Copy the data precisely, keeping every character.

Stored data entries
◇ ◇ ◇
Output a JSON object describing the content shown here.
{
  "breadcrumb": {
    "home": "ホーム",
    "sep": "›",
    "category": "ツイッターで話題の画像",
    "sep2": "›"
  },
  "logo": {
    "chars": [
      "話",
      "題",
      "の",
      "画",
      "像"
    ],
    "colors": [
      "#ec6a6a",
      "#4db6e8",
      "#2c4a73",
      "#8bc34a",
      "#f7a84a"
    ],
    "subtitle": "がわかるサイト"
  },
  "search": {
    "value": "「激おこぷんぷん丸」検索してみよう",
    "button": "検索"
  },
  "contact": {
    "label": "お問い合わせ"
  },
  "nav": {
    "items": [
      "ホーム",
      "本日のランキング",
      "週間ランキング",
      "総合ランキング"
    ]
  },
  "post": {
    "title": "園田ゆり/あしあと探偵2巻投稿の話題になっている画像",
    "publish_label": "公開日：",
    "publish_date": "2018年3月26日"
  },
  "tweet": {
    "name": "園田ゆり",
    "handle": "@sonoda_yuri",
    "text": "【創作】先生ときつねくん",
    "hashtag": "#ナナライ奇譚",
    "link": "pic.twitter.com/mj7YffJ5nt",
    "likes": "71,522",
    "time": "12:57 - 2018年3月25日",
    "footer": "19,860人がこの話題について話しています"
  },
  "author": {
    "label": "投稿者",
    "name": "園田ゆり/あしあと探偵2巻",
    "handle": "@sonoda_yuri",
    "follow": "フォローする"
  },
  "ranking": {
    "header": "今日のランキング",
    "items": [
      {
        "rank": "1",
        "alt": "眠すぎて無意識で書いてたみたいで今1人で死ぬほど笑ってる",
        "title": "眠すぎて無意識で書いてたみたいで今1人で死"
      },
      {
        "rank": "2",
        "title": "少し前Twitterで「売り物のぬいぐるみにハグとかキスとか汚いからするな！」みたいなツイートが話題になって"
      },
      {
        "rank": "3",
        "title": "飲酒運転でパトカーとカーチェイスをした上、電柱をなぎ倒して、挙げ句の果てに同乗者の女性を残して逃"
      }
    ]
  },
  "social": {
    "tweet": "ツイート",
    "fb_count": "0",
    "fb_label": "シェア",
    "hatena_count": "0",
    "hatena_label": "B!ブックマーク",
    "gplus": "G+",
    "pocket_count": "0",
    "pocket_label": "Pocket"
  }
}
◇ ◇ ◇
### Worked solution
Output a JSON object describing the content shown here.
{
  "breadcrumb": {
    "home": "ホーム",
    "sep": "›",
    "category": "ツイッターで話題の画像",
    "sep2": "›"
  },
  "logo": {
    "chars": [
      "話",
      "題",
      "の",
      "画",
      "像"
    ],
    "colors": [
      "#ec6a6a",
      "#4db6e8",
      "#2c4a73",
      "#8bc34a",
      "#f7a84a"
    ],
    "subtitle": "がわかるサイト"
  },
  "search": {
    "value": "「激おこぷんぷん丸」検索してみよう",
    "button": "検索"
  },
  "contact": {
    "label": "お問い合わせ"
  },
  "nav": {
    "items": [
      "ホーム",
      "本日のランキング",
      "週間ランキング",
      "総合ランキング"
    ]
  },
  "post": {
    "title": "園田ゆり/あしあと探偵2巻投稿の話題になっている画像",
    "publish_label": "公開日：",
    "publish_date": "2018年3月26日"
  },
  "tweet": {
    "name": "園田ゆり",
    "handle": "@sonoda_yuri",
    "text": "【創作】先生ときつねくん",
    "hashtag": "#ナナライ奇譚",
    "link": "pic.twitter.com/mj7YffJ5nt",
    "likes": "71,522",
    "time": "12:57 - 2018年3月25日",
    "footer": "19,860人がこの話題について話しています"
  },
  "author": {
    "label": "投稿者",
    "name": "園田ゆり/あしあと探偵2巻",
    "handle": "@sonoda_yuri",
    "follow": "フォローする"
  },
  "ranking": {
    "header": "今日のランキング",
    "items": [
      {
        "rank": "1",
        "alt": "眠すぎて無意識で書いてたみたいで今1人で死ぬほど笑ってる",
        "title": "眠すぎて無意識で書いてたみたいで今1人で死"
      },
      {
        "rank": "2",
        "title": "少し前Twitterで「売り物のぬいぐるみにハグとかキスとか汚いからするな！」みたいなツイートが話題になって"
      },
      {
        "rank": "3",
        "title": "飲酒運転でパトカーとカーチェイスをした上、電柱をなぎ倒して、挙げ句の果てに同乗者の女性を残して逃"
      }
    ]
  },
  "social": {
    "tweet": "ツイート",
    "fb_count": "0",
    "fb_label": "シェア",
    "hatena_count": "0",
    "hatena_label": "B!ブックマーク",
    "gplus": "G+",
    "pocket_count": "0",
    "pocket_label": "Pocket"
  }
}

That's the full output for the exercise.